Exercise objective →
In the lines below, find how many contain the word "Summen" and report that figure alone.
_ _ _ _ _ _ _
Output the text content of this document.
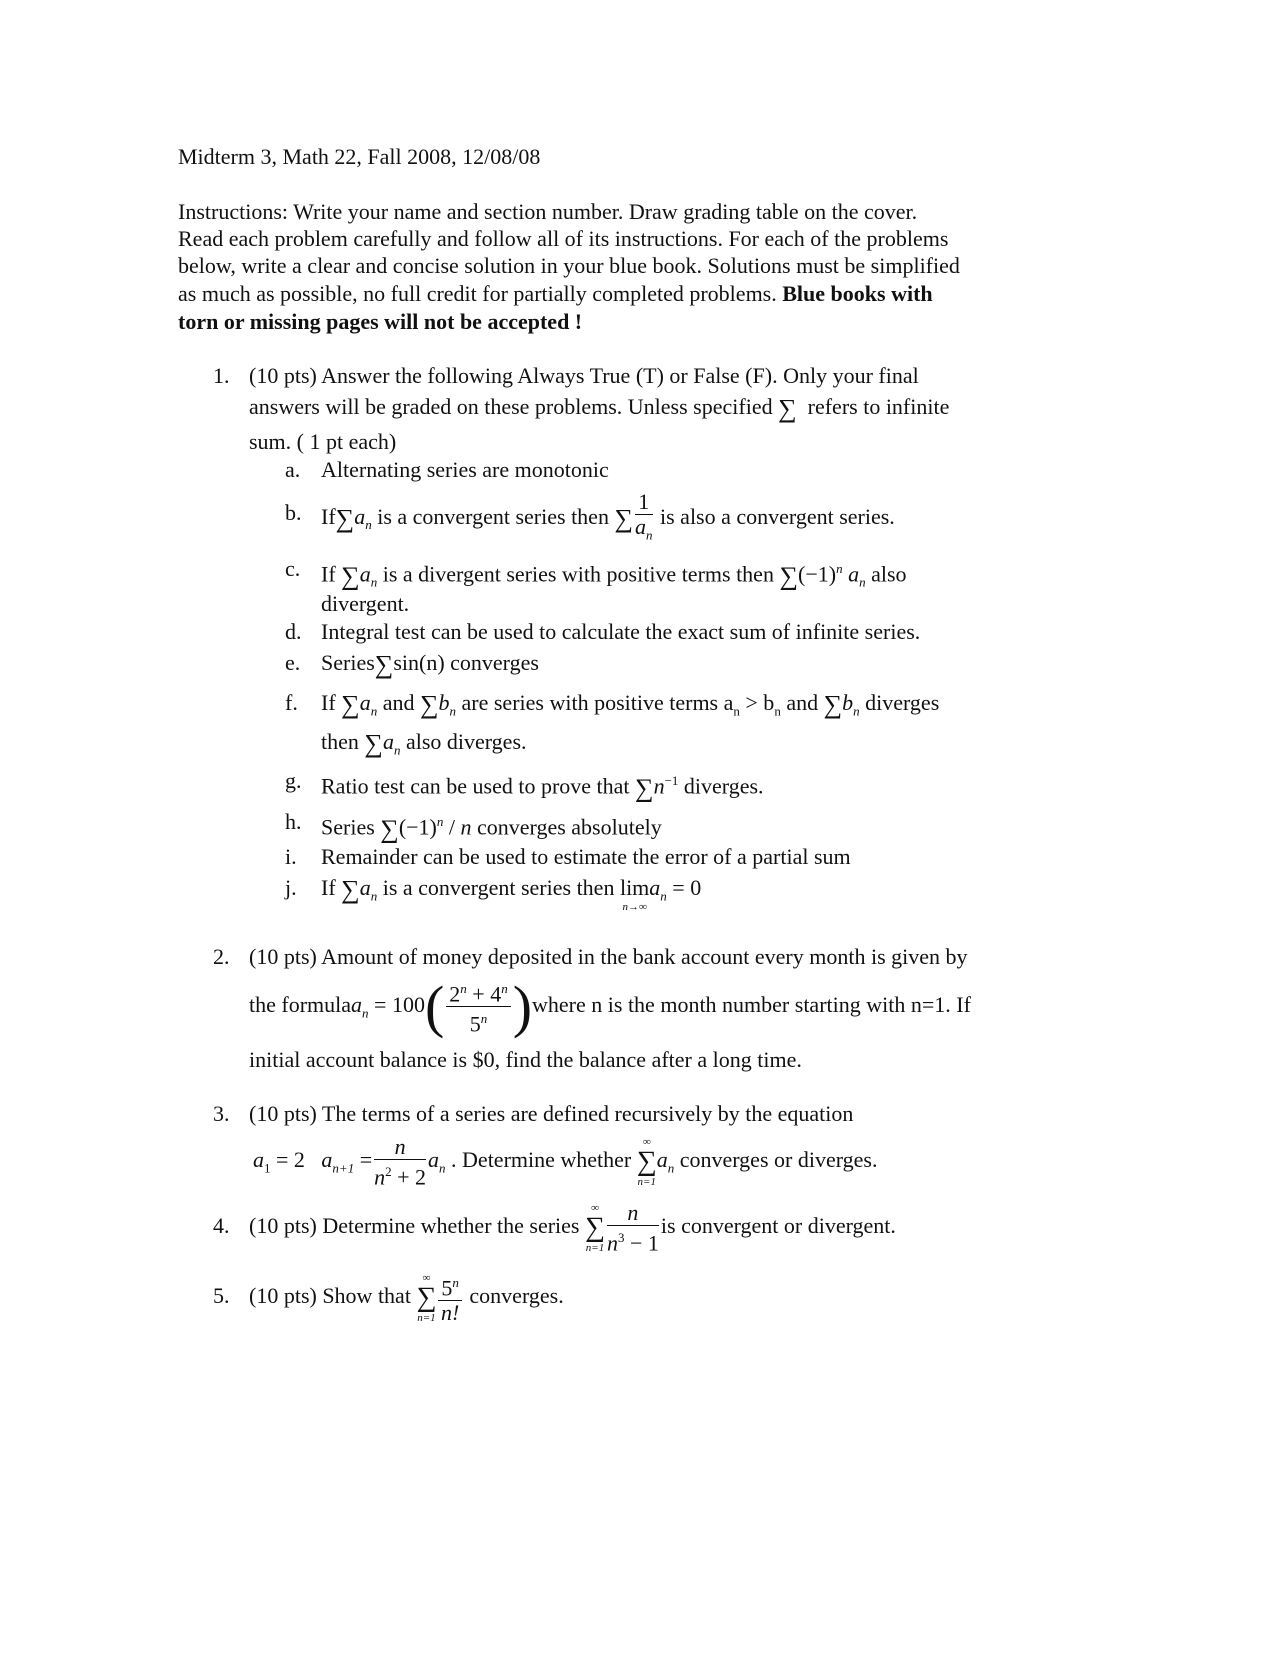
Midterm 3, Math 22, Fall 2008, 12/08/08
Instructions: Write your name and section number. Draw grading table on the cover.
Read each problem carefully and follow all of its instructions. For each of the problems
below, write a clear and concise solution in your blue book. Solutions must be simplified
as much as possible, no full credit for partially completed problems. Blue books with
torn or missing pages will not be accepted !
1. (10 pts) Answer the following Always True (T) or False (F). Only your final
answers will be graded on these problems. Unless specified ∑ refers to infinite
sum. ( 1 pt each)
a. Alternating series are monotonic
b. $If\sum a_n$ is a convergent series then ∑ $\frac{1}{a_n}$ is also a convergent series.
c. If $\sum a_n$ is a divergent series with positive terms then $\sum(-1)^n$ $a_n$ also
divergent.
d. Integral test can be used to calculate the exact sum of infinite series.
e. Series∑sin(n) converges
f. If $\sum a_n$ and $\sum b_n$ are series with positive terms $a_n > b_n$ and $\sum b_n$ diverges
then $\sum a_n$ also diverges.
g. Ratio test can be used to prove that $\sum n^{-1}$ diverges.
h. Series $\sum(-1)^n / n$ converges absolutely
i. Remainder can be used to estimate the error of a partial sum
j. If $\sum a_n$ is a convergent series then lim
n→∞
$a_n = 0$
2. (10 pts) Amount of money deposited in the bank account every month is given by
the formulaa$_n$ = $100( \frac{2^n + 4^n}{5^n}$ )where n is the month number starting with n=1. If
initial account balance is $0, find the balance after a long time.
3. (10 pts) The terms of a series are defined recursively by the equation
$a_1 = 2$ $a_{n+1} = \frac{n}{n^2 + 2} a_n$ . Determine whether
∞
∑
n=1
$a_n$ converges or diverges.
4. (10 pts) Determine whether the series
∞
∑
$n=1 \frac{n}{n^3 - 1}$ is convergent or divergent.
5. (10 pts) Show that
∞
∑
$n=1 \frac{5^n}{n!}$ converges.
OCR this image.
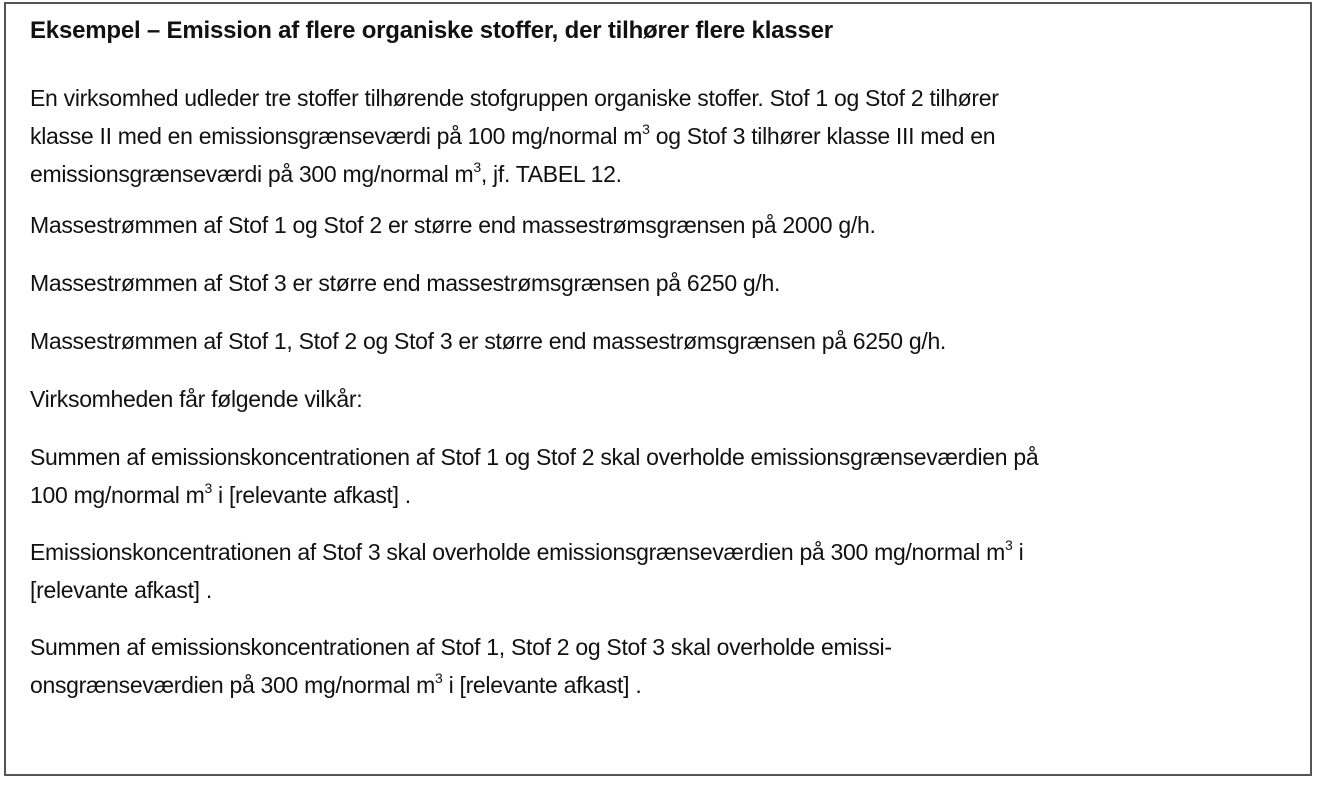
Eksempel – Emission af flere organiske stoffer, der tilhører flere klasser

En virksomhed udleder tre stoffer tilhørende stofgruppen organiske stoffer. Stof 1 og Stof 2 tilhører
klasse II med en emissionsgrænseværdi på 100 mg/normal $m^3$ og Stof 3 tilhører klasse III med en
emissionsgrænseværdi på 300 mg/normal $m^3$, jf. TABEL 12.

Massestrømmen af Stof 1 og Stof 2 er større end massestrømsgrænsen på 2000 g/h.

Massestrømmen af Stof 3 er større end massestrømsgrænsen på 6250 g/h.

Massestrømmen af Stof 1, Stof 2 og Stof 3 er større end massestrømsgrænsen på 6250 g/h.

Virksomheden får følgende vilkår:

Summen af emissionskoncentrationen af Stof 1 og Stof 2 skal overholde emissionsgrænseværdien på
100 mg/normal $m^3$ i [relevante afkast] .

Emissionskoncentrationen af Stof 3 skal overholde emissionsgrænseværdien på 300 mg/normal $m^3$ i
[relevante afkast] .

Summen af emissionskoncentrationen af Stof 1, Stof 2 og Stof 3 skal overholde emissi-
onsgrænseværdien på 300 mg/normal $m^3$ i [relevante afkast] .
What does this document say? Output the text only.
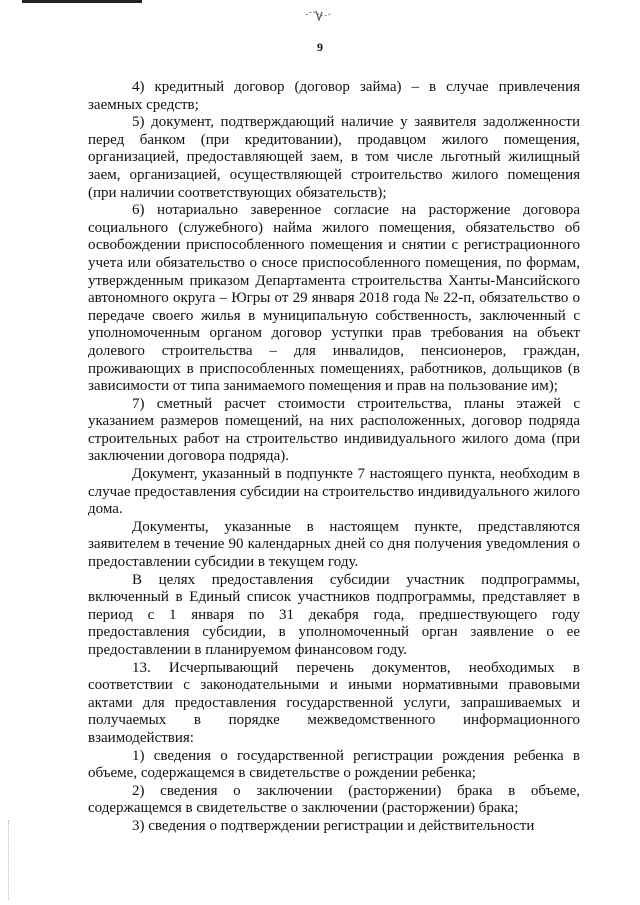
9

4) кредитный договор (договор займа) – в случае привлечения заемных средств;

5) документ, подтверждающий наличие у заявителя задолженности перед банком (при кредитовании), продавцом жилого помещения, организацией, предоставляющей заем, в том числе льготный жилищный заем, организацией, осуществляющей строительство жилого помещения (при наличии соответствующих обязательств);

6) нотариально заверенное согласие на расторжение договора социального (служебного) найма жилого помещения, обязательство об освобождении приспособленного помещения и снятии с регистрационного учета или обязательство о сносе приспособленного помещения, по формам, утвержденным приказом Департамента строительства Ханты-Мансийского автономного округа – Югры от 29 января 2018 года № 22-п, обязательство о передаче своего жилья в муниципальную собственность, заключенный с уполномоченным органом договор уступки прав требования на объект долевого строительства – для инвалидов, пенсионеров, граждан, проживающих в приспособленных помещениях, работников, дольщиков (в зависимости от типа занимаемого помещения и прав на пользование им);

7) сметный расчет стоимости строительства, планы этажей с указанием размеров помещений, на них расположенных, договор подряда строительных работ на строительство индивидуального жилого дома (при заключении договора подряда).

Документ, указанный в подпункте 7 настоящего пункта, необходим в случае предоставления субсидии на строительство индивидуального жилого дома.

Документы, указанные в настоящем пункте, представляются заявителем в течение 90 календарных дней со дня получения уведомления о предоставлении субсидии в текущем году.

В целях предоставления субсидии участник подпрограммы, включенный в Единый список участников подпрограммы, представляет в период с 1 января по 31 декабря года, предшествующего году предоставления субсидии, в уполномоченный орган заявление о ее предоставлении в планируемом финансовом году.

13. Исчерпывающий перечень документов, необходимых в соответствии с законодательными и иными нормативными правовыми актами для предоставления государственной услуги, запрашиваемых и получаемых в порядке межведомственного информационного взаимодействия:

1) сведения о государственной регистрации рождения ребенка в объеме, содержащемся в свидетельстве о рождении ребенка;

2) сведения о заключении (расторжении) брака в объеме, содержащемся в свидетельстве о заключении (расторжении) брака;

3) сведения о подтверждении регистрации и действительности
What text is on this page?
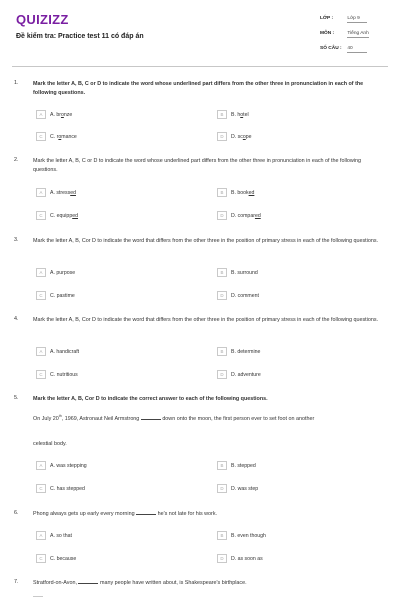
QUIZIZZ
Đề kiểm tra: Practice test 11 có đáp án
LỚP :	Lớp 9
MÔN :	Tiếng Anh
SỐ CÂU : 40
1.	Mark the letter A, B, C or D to indicate the word whose underlined part differs from the other three in pronunciation in each of the following questions.
A A. bronze	B B. hotel
C C. romance	D D. scope
2.	Mark the letter A, B, C or D to indicate the word whose underlined part differs from the other three in pronunciation in each of the following questions.
A A. stressed	B B. booked
C C. equipped	D D. compared
3.	Mark the letter A, B, Cor D to indicate the word that differs from the other three in the position of primary stress in each of the following questions.
A A. purpose	B B. surround
C C. pastime	D D. comment
4.	Mark the letter A, B, Cor D to indicate the word that differs from the other three in the position of primary stress in each of the following questions.
A A. handicraft	B B. determine
C C. nutritious	D D. adventure
5.	Mark the letter A, B, Cor D to indicate the correct answer to each of the following questions.
On July 20th, 1969, Astronaut Neil Armstrong	down onto the moon, the first person ever to set foot on another
celestial body.
A A. was stepping	B B. stepped
C C. has stepped	D D. was step
6.	Phong always gets up early every morning	he's not late for his work.
A A. so that	B B. even though
C C. because	D D. as soon as
7.	Stratford-on-Avon,	many people have written about, is Shakespeare's birthplace.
_ _ _ _ _ _ _
Problem solution →
2